Written instruction:
Within the records that follow, find every line containing the string "Tengah". Copy those lines.

_ _ _ _ _ _ _

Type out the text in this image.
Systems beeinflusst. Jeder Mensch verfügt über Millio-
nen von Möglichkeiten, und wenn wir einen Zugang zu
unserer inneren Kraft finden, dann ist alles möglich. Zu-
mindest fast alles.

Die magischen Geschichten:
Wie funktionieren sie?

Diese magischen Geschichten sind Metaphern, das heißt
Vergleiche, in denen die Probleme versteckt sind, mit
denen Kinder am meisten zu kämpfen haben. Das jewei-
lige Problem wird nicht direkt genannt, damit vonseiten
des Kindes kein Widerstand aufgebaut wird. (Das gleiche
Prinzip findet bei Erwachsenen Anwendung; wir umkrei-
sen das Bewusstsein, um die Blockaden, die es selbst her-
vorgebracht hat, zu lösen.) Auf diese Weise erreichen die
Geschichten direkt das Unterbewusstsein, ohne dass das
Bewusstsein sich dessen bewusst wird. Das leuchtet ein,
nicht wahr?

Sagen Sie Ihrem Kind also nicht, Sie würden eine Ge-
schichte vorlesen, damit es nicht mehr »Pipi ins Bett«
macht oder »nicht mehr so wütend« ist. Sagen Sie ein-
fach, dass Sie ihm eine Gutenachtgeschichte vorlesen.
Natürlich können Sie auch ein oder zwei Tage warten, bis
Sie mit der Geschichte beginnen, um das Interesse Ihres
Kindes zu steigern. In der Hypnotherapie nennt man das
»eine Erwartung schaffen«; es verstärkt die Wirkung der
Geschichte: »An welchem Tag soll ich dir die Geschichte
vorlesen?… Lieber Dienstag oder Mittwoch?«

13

_ _ _ _ _ _ _

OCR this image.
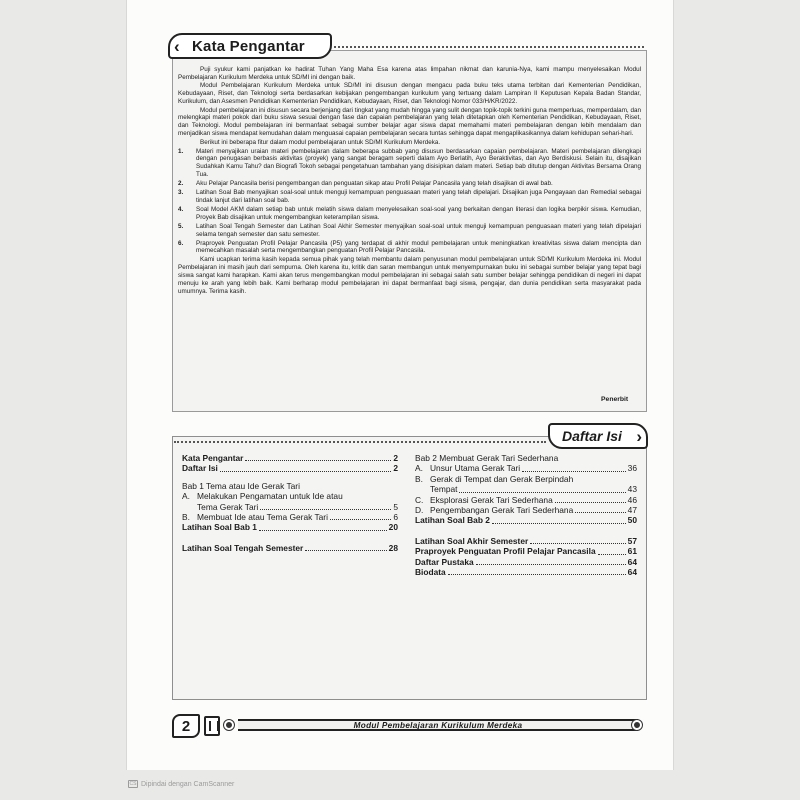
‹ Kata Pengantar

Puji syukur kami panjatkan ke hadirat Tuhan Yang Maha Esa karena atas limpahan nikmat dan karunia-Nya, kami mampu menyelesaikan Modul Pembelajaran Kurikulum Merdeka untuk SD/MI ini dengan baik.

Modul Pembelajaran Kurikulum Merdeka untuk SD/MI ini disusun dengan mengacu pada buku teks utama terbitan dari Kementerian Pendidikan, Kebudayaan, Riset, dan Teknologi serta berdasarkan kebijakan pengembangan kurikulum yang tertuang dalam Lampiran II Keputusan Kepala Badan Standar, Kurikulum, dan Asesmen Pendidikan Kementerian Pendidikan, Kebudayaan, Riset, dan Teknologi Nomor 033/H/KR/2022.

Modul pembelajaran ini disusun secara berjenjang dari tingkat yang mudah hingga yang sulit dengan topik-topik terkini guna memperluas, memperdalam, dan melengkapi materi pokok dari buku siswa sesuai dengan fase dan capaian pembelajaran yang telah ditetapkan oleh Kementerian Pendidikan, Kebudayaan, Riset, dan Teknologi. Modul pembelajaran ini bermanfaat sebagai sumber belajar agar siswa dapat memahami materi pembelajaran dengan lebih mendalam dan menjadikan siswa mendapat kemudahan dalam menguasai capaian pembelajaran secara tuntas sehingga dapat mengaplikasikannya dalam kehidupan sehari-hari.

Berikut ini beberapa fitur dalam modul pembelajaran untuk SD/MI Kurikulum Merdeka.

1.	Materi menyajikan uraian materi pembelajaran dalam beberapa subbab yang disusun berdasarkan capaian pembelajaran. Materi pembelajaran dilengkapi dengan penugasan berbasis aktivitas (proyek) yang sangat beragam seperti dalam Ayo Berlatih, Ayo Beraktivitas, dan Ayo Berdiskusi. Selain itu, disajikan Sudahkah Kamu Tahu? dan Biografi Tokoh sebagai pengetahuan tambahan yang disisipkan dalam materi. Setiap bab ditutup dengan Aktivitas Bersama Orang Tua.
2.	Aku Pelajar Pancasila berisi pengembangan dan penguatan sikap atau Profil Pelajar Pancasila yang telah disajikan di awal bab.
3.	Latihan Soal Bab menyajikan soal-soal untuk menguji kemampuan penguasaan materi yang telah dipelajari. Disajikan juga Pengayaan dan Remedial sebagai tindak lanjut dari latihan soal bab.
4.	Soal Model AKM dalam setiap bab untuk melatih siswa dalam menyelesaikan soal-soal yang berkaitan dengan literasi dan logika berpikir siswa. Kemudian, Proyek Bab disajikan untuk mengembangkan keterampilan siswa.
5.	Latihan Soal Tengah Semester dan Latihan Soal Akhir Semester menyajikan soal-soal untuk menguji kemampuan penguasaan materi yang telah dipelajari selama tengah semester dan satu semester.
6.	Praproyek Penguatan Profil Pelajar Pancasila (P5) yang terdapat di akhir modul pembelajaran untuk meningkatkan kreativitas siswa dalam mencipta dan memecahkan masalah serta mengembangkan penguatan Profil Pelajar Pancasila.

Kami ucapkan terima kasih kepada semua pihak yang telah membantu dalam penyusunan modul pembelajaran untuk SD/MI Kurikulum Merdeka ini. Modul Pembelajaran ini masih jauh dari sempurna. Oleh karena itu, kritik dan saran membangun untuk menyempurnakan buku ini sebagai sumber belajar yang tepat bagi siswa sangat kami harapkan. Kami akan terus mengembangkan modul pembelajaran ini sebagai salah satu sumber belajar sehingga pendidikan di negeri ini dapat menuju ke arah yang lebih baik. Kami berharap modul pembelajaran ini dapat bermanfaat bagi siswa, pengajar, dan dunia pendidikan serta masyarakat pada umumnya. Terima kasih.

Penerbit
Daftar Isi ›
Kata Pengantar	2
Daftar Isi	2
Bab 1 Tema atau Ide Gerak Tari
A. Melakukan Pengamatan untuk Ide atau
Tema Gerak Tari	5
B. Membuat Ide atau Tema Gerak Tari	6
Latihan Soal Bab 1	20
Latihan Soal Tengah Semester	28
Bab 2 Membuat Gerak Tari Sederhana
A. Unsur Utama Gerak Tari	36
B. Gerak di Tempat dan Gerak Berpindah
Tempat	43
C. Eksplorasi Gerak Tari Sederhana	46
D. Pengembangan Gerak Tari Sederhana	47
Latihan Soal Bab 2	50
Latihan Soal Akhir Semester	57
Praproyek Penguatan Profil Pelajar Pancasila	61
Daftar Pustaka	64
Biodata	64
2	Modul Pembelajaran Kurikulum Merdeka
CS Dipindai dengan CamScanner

_ _ _ _ _ _ _

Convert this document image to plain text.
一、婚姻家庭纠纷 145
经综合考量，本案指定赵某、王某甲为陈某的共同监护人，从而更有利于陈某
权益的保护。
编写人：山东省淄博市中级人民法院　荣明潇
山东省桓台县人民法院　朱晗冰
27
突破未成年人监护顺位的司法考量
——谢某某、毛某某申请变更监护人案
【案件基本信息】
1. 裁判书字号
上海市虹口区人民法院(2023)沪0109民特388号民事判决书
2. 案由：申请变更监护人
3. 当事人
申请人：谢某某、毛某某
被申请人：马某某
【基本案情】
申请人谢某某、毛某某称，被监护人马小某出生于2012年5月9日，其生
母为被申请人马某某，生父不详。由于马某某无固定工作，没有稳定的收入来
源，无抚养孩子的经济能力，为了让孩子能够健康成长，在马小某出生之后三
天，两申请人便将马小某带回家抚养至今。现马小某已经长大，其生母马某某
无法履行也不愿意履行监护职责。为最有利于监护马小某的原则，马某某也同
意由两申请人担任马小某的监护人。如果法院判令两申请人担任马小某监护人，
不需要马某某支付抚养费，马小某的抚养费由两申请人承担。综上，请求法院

_ _ _ _ _ _ _

Reply to the exercise:
5.	Latihan Soal Tengah Semester dan Latihan Soal Akhir Semester menyajikan soal-soal untuk menguji kemampuan penguasaan materi yang telah dipelajari selama tengah semester dan satu semester.
Latihan Soal Tengah Semester	28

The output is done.